━━ Working data
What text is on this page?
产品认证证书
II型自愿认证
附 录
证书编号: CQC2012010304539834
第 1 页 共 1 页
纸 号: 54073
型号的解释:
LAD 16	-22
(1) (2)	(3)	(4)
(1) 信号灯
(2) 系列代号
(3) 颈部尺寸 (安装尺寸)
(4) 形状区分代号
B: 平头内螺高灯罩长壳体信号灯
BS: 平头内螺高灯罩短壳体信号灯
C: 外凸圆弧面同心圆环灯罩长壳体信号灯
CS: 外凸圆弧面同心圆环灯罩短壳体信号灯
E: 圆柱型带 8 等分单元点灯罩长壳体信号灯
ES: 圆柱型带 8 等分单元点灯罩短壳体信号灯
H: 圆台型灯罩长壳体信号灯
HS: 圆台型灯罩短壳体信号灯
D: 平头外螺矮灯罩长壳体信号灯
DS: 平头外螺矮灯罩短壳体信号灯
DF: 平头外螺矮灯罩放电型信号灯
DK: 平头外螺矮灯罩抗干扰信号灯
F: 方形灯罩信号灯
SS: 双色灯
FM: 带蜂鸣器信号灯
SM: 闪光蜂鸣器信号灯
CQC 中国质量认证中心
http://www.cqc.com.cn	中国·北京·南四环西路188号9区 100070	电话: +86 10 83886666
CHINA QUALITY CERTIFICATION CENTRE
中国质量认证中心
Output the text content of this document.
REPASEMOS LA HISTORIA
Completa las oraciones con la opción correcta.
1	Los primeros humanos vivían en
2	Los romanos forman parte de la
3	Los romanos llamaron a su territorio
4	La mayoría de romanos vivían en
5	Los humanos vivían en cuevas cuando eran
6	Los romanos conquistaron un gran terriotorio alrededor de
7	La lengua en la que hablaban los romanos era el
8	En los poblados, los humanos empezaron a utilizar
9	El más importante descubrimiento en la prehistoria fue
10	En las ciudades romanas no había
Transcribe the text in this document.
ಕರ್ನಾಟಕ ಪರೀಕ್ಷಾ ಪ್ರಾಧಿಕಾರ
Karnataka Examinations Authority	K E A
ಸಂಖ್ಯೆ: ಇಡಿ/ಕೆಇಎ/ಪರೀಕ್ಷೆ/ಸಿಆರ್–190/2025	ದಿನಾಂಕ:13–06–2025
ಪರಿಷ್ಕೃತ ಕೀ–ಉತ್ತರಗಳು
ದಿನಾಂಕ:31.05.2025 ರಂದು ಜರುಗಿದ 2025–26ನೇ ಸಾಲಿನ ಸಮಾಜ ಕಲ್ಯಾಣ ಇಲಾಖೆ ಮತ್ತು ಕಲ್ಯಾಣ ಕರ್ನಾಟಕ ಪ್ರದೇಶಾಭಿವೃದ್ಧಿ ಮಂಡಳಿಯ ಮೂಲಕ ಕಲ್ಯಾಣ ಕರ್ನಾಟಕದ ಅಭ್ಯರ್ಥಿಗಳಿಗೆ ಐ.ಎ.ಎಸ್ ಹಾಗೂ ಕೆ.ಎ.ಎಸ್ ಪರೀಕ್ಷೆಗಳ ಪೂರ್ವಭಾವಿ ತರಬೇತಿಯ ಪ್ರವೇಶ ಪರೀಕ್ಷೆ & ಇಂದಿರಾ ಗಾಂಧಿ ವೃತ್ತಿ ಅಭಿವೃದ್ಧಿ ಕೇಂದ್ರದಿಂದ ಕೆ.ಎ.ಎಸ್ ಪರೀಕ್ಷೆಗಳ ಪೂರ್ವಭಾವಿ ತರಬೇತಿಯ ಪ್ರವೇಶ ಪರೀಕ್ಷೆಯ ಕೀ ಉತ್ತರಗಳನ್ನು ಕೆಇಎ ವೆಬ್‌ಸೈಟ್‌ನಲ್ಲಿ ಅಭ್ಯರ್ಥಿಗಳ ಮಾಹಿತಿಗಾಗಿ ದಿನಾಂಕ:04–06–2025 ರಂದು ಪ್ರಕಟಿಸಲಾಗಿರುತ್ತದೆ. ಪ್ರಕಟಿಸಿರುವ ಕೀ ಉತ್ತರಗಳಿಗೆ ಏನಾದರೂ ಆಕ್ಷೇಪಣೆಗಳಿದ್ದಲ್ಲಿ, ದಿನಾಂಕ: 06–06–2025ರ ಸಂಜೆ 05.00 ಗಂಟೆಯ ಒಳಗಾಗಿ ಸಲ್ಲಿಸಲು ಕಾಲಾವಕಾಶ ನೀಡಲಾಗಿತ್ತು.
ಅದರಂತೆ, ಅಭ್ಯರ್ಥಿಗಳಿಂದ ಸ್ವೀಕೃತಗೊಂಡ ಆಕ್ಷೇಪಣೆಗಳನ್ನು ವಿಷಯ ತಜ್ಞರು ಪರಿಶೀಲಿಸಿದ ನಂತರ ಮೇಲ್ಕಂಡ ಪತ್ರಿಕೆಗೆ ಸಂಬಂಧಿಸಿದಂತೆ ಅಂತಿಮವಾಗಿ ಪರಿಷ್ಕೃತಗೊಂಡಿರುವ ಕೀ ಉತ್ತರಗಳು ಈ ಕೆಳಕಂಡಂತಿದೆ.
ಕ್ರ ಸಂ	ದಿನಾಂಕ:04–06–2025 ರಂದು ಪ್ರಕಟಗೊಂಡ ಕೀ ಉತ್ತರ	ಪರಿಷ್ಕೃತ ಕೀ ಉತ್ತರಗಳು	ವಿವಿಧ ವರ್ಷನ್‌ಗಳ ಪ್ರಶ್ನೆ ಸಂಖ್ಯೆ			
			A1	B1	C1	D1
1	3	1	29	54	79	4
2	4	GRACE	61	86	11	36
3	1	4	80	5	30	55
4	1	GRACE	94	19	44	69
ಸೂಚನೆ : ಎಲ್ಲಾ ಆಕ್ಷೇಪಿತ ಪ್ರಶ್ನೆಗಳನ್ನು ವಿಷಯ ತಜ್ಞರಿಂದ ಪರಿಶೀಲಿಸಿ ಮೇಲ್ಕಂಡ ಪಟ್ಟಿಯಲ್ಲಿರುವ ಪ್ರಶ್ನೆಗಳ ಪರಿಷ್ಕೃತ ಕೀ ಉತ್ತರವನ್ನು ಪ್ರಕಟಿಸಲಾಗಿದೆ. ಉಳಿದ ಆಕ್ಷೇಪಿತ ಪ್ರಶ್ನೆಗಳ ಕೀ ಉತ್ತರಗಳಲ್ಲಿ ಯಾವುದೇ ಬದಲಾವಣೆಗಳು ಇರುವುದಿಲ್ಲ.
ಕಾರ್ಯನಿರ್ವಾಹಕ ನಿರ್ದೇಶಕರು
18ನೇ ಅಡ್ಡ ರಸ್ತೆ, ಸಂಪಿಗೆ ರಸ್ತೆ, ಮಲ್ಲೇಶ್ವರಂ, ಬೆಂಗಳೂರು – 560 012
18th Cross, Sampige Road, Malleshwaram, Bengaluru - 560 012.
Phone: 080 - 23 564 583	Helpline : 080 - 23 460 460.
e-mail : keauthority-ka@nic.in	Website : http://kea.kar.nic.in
━━━━
Written request — Would you reproduce all the entries exactly?

Result —
What text is on this page?
产品认证证书
II型自愿认证
附 录
证书编号: CQC2012010304539834
第 1 页 共 1 页
纸 号: 54073
型号的解释:
LAD 16	-22
(1) (2)	(3)	(4)
(1) 信号灯
(2) 系列代号
(3) 颈部尺寸 (安装尺寸)
(4) 形状区分代号
B: 平头内螺高灯罩长壳体信号灯
BS: 平头内螺高灯罩短壳体信号灯
C: 外凸圆弧面同心圆环灯罩长壳体信号灯
CS: 外凸圆弧面同心圆环灯罩短壳体信号灯
E: 圆柱型带 8 等分单元点灯罩长壳体信号灯
ES: 圆柱型带 8 等分单元点灯罩短壳体信号灯
H: 圆台型灯罩长壳体信号灯
HS: 圆台型灯罩短壳体信号灯
D: 平头外螺矮灯罩长壳体信号灯
DS: 平头外螺矮灯罩短壳体信号灯
DF: 平头外螺矮灯罩放电型信号灯
DK: 平头外螺矮灯罩抗干扰信号灯
F: 方形灯罩信号灯
SS: 双色灯
FM: 带蜂鸣器信号灯
SM: 闪光蜂鸣器信号灯
CQC 中国质量认证中心
http://www.cqc.com.cn	中国·北京·南四环西路188号9区 100070	电话: +86 10 83886666
CHINA QUALITY CERTIFICATION CENTRE
中国质量认证中心
Output the text content of this document.
REPASEMOS LA HISTORIA
Completa las oraciones con la opción correcta.
1	Los primeros humanos vivían en
2	Los romanos forman parte de la
3	Los romanos llamaron a su territorio
4	La mayoría de romanos vivían en
5	Los humanos vivían en cuevas cuando eran
6	Los romanos conquistaron un gran terriotorio alrededor de
7	La lengua en la que hablaban los romanos era el
8	En los poblados, los humanos empezaron a utilizar
9	El más importante descubrimiento en la prehistoria fue
10	En las ciudades romanas no había
Transcribe the text in this document.
ಕರ್ನಾಟಕ ಪರೀಕ್ಷಾ ಪ್ರಾಧಿಕಾರ
Karnataka Examinations Authority	K E A
ಸಂಖ್ಯೆ: ಇಡಿ/ಕೆಇಎ/ಪರೀಕ್ಷೆ/ಸಿಆರ್–190/2025	ದಿನಾಂಕ:13–06–2025
ಪರಿಷ್ಕೃತ ಕೀ–ಉತ್ತರಗಳು
ದಿನಾಂಕ:31.05.2025 ರಂದು ಜರುಗಿದ 2025–26ನೇ ಸಾಲಿನ ಸಮಾಜ ಕಲ್ಯಾಣ ಇಲಾಖೆ ಮತ್ತು ಕಲ್ಯಾಣ ಕರ್ನಾಟಕ ಪ್ರದೇಶಾಭಿವೃದ್ಧಿ ಮಂಡಳಿಯ ಮೂಲಕ ಕಲ್ಯಾಣ ಕರ್ನಾಟಕದ ಅಭ್ಯರ್ಥಿಗಳಿಗೆ ಐ.ಎ.ಎಸ್ ಹಾಗೂ ಕೆ.ಎ.ಎಸ್ ಪರೀಕ್ಷೆಗಳ ಪೂರ್ವಭಾವಿ ತರಬೇತಿಯ ಪ್ರವೇಶ ಪರೀಕ್ಷೆ & ಇಂದಿರಾ ಗಾಂಧಿ ವೃತ್ತಿ ಅಭಿವೃದ್ಧಿ ಕೇಂದ್ರದಿಂದ ಕೆ.ಎ.ಎಸ್ ಪರೀಕ್ಷೆಗಳ ಪೂರ್ವಭಾವಿ ತರಬೇತಿಯ ಪ್ರವೇಶ ಪರೀಕ್ಷೆಯ ಕೀ ಉತ್ತರಗಳನ್ನು ಕೆಇಎ ವೆಬ್‌ಸೈಟ್‌ನಲ್ಲಿ ಅಭ್ಯರ್ಥಿಗಳ ಮಾಹಿತಿಗಾಗಿ ದಿನಾಂಕ:04–06–2025 ರಂದು ಪ್ರಕಟಿಸಲಾಗಿರುತ್ತದೆ. ಪ್ರಕಟಿಸಿರುವ ಕೀ ಉತ್ತರಗಳಿಗೆ ಏನಾದರೂ ಆಕ್ಷೇಪಣೆಗಳಿದ್ದಲ್ಲಿ, ದಿನಾಂಕ: 06–06–2025ರ ಸಂಜೆ 05.00 ಗಂಟೆಯ ಒಳಗಾಗಿ ಸಲ್ಲಿಸಲು ಕಾಲಾವಕಾಶ ನೀಡಲಾಗಿತ್ತು.
ಅದರಂತೆ, ಅಭ್ಯರ್ಥಿಗಳಿಂದ ಸ್ವೀಕೃತಗೊಂಡ ಆಕ್ಷೇಪಣೆಗಳನ್ನು ವಿಷಯ ತಜ್ಞರು ಪರಿಶೀಲಿಸಿದ ನಂತರ ಮೇಲ್ಕಂಡ ಪತ್ರಿಕೆಗೆ ಸಂಬಂಧಿಸಿದಂತೆ ಅಂತಿಮವಾಗಿ ಪರಿಷ್ಕೃತಗೊಂಡಿರುವ ಕೀ ಉತ್ತರಗಳು ಈ ಕೆಳಕಂಡಂತಿದೆ.
ಕ್ರ ಸಂ	ದಿನಾಂಕ:04–06–2025 ರಂದು ಪ್ರಕಟಗೊಂಡ ಕೀ ಉತ್ತರ	ಪರಿಷ್ಕೃತ ಕೀ ಉತ್ತರಗಳು	ವಿವಿಧ ವರ್ಷನ್‌ಗಳ ಪ್ರಶ್ನೆ ಸಂಖ್ಯೆ			
			A1	B1	C1	D1
1	3	1	29	54	79	4
2	4	GRACE	61	86	11	36
3	1	4	80	5	30	55
4	1	GRACE	94	19	44	69
ಸೂಚನೆ : ಎಲ್ಲಾ ಆಕ್ಷೇಪಿತ ಪ್ರಶ್ನೆಗಳನ್ನು ವಿಷಯ ತಜ್ಞರಿಂದ ಪರಿಶೀಲಿಸಿ ಮೇಲ್ಕಂಡ ಪಟ್ಟಿಯಲ್ಲಿರುವ ಪ್ರಶ್ನೆಗಳ ಪರಿಷ್ಕೃತ ಕೀ ಉತ್ತರವನ್ನು ಪ್ರಕಟಿಸಲಾಗಿದೆ. ಉಳಿದ ಆಕ್ಷೇಪಿತ ಪ್ರಶ್ನೆಗಳ ಕೀ ಉತ್ತರಗಳಲ್ಲಿ ಯಾವುದೇ ಬದಲಾವಣೆಗಳು ಇರುವುದಿಲ್ಲ.
ಕಾರ್ಯನಿರ್ವಾಹಕ ನಿರ್ದೇಶಕರು
18ನೇ ಅಡ್ಡ ರಸ್ತೆ, ಸಂಪಿಗೆ ರಸ್ತೆ, ಮಲ್ಲೇಶ್ವರಂ, ಬೆಂಗಳೂರು – 560 012
18th Cross, Sampige Road, Malleshwaram, Bengaluru - 560 012.
Phone: 080 - 23 564 583	Helpline : 080 - 23 460 460.
e-mail : keauthority-ka@nic.in	Website : http://kea.kar.nic.in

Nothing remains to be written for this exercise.